* **Aim**
Go through the listing and copy every line word for word.

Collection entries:
-=-=-=-=-

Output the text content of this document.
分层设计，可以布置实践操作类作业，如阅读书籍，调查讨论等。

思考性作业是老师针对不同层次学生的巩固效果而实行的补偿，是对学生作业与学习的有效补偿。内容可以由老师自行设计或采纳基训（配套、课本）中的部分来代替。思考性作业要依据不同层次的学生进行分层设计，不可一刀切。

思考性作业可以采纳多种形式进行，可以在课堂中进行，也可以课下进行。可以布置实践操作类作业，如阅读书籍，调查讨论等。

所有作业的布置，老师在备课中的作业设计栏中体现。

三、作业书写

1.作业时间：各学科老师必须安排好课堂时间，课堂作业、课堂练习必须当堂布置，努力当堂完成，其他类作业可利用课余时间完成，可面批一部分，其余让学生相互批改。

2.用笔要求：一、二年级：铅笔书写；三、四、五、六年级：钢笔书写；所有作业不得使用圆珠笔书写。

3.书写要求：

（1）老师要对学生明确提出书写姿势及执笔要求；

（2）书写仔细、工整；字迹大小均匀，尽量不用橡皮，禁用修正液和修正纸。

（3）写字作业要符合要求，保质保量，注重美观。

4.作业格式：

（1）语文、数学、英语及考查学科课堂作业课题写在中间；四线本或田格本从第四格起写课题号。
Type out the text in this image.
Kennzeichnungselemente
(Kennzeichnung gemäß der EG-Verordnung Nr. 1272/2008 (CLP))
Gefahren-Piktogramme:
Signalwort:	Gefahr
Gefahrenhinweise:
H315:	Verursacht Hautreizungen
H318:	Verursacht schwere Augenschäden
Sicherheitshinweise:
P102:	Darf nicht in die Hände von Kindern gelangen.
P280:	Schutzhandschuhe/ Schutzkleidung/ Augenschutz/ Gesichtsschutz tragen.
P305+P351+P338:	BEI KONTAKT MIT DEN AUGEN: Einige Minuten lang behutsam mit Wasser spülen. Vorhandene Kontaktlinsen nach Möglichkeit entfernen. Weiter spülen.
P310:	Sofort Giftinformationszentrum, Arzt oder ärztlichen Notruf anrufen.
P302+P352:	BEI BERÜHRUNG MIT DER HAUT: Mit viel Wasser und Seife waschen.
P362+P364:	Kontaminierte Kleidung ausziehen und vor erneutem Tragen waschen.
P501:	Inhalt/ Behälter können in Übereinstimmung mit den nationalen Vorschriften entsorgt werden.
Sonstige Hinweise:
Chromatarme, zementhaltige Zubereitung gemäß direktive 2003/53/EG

-=-=-=-=-

* **Task output**
Output the text content of this document.
分层设计，可以布置实践操作类作业，如阅读书籍，调查讨论等。

思考性作业是老师针对不同层次学生的巩固效果而实行的补偿，是对学生作业与学习的有效补偿。内容可以由老师自行设计或采纳基训（配套、课本）中的部分来代替。思考性作业要依据不同层次的学生进行分层设计，不可一刀切。

思考性作业可以采纳多种形式进行，可以在课堂中进行，也可以课下进行。可以布置实践操作类作业，如阅读书籍，调查讨论等。

所有作业的布置，老师在备课中的作业设计栏中体现。

三、作业书写

1.作业时间：各学科老师必须安排好课堂时间，课堂作业、课堂练习必须当堂布置，努力当堂完成，其他类作业可利用课余时间完成，可面批一部分，其余让学生相互批改。

2.用笔要求：一、二年级：铅笔书写；三、四、五、六年级：钢笔书写；所有作业不得使用圆珠笔书写。

3.书写要求：

（1）老师要对学生明确提出书写姿势及执笔要求；

（2）书写仔细、工整；字迹大小均匀，尽量不用橡皮，禁用修正液和修正纸。

（3）写字作业要符合要求，保质保量，注重美观。

4.作业格式：

（1）语文、数学、英语及考查学科课堂作业课题写在中间；四线本或田格本从第四格起写课题号。
Type out the text in this image.
Kennzeichnungselemente
(Kennzeichnung gemäß der EG-Verordnung Nr. 1272/2008 (CLP))
Gefahren-Piktogramme:
Signalwort:	Gefahr
Gefahrenhinweise:
H315:	Verursacht Hautreizungen
H318:	Verursacht schwere Augenschäden
Sicherheitshinweise:
P102:	Darf nicht in die Hände von Kindern gelangen.
P280:	Schutzhandschuhe/ Schutzkleidung/ Augenschutz/ Gesichtsschutz tragen.
P305+P351+P338:	BEI KONTAKT MIT DEN AUGEN: Einige Minuten lang behutsam mit Wasser spülen. Vorhandene Kontaktlinsen nach Möglichkeit entfernen. Weiter spülen.
P310:	Sofort Giftinformationszentrum, Arzt oder ärztlichen Notruf anrufen.
P302+P352:	BEI BERÜHRUNG MIT DER HAUT: Mit viel Wasser und Seife waschen.
P362+P364:	Kontaminierte Kleidung ausziehen und vor erneutem Tragen waschen.
P501:	Inhalt/ Behälter können in Übereinstimmung mit den nationalen Vorschriften entsorgt werden.
Sonstige Hinweise:
Chromatarme, zementhaltige Zubereitung gemäß direktive 2003/53/EG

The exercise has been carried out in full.